TASK BRIEF: Among the entries below, find how many lines carry the word "github" and state only that figure.

DATA EXCERPTS:
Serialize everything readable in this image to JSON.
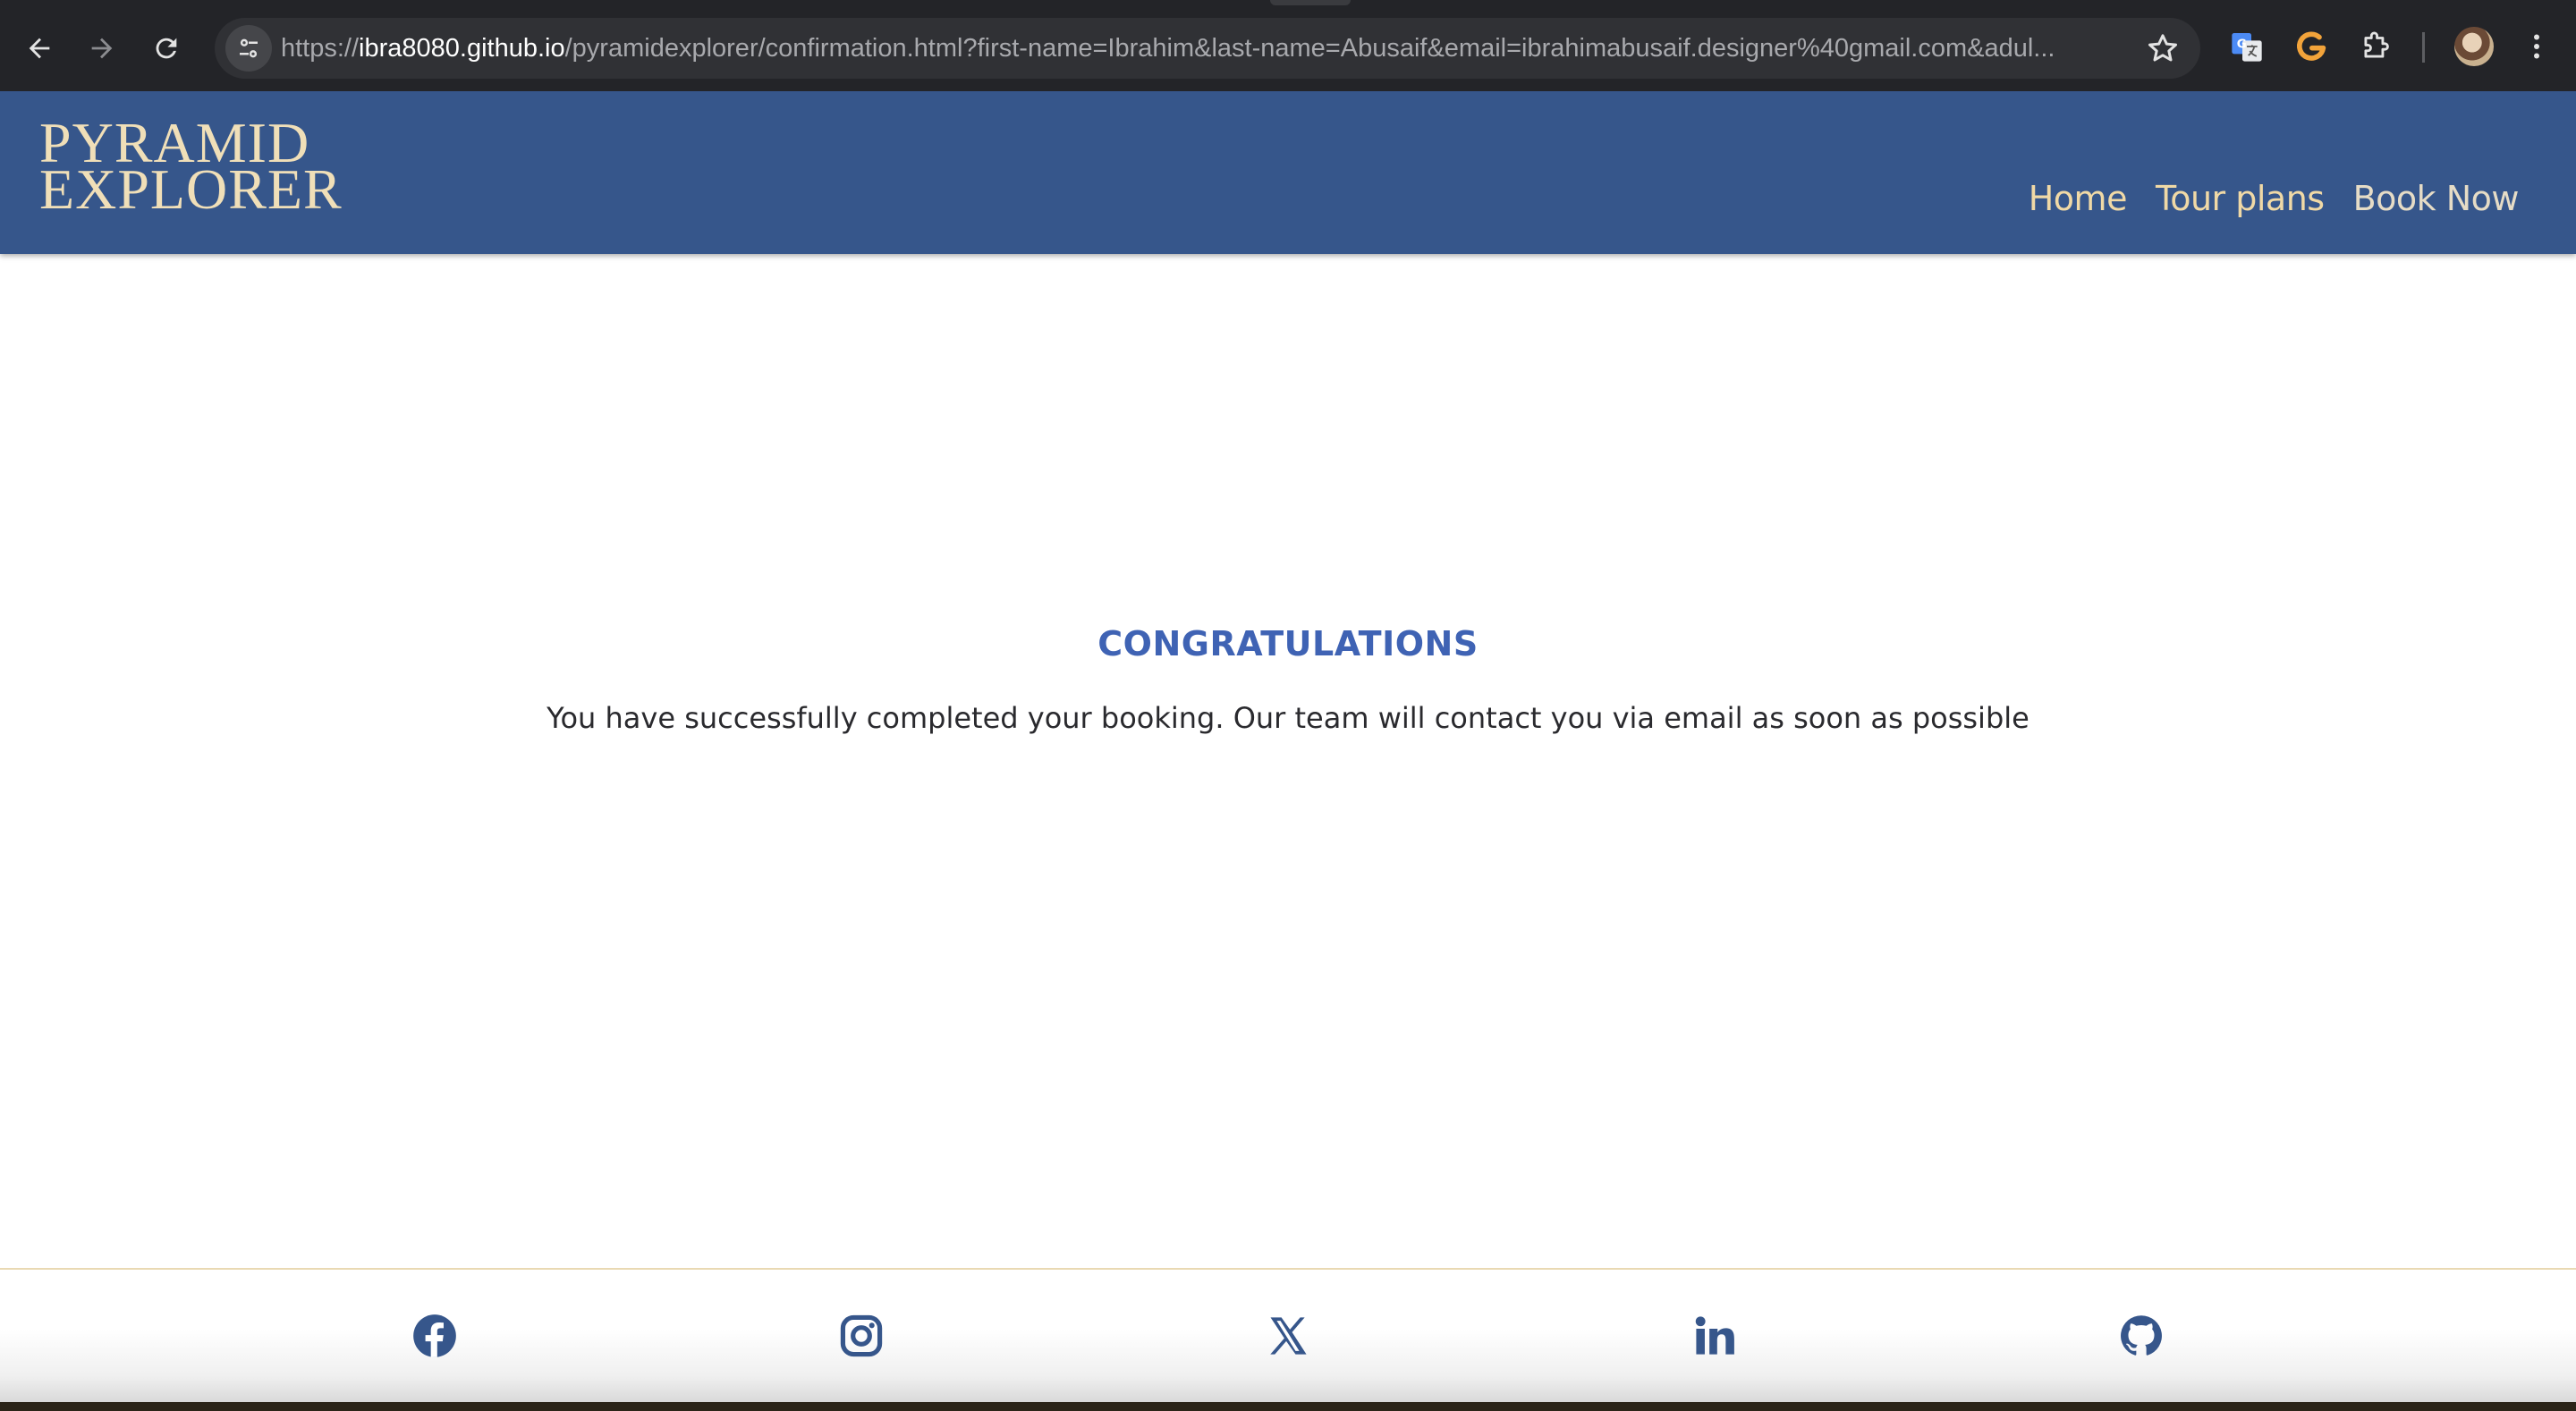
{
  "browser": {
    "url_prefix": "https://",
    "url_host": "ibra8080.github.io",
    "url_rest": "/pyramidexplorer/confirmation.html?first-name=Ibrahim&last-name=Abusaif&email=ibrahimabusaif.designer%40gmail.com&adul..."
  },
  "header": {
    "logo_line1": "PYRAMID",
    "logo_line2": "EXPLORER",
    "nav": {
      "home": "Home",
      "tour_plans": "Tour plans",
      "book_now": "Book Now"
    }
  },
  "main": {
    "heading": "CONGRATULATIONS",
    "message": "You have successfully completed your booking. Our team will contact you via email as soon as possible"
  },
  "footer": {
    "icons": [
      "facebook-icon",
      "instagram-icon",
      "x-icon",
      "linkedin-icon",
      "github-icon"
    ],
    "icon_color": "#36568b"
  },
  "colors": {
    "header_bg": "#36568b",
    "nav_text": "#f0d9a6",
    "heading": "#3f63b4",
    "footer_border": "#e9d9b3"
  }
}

REPLY TO THE EXERCISE: 2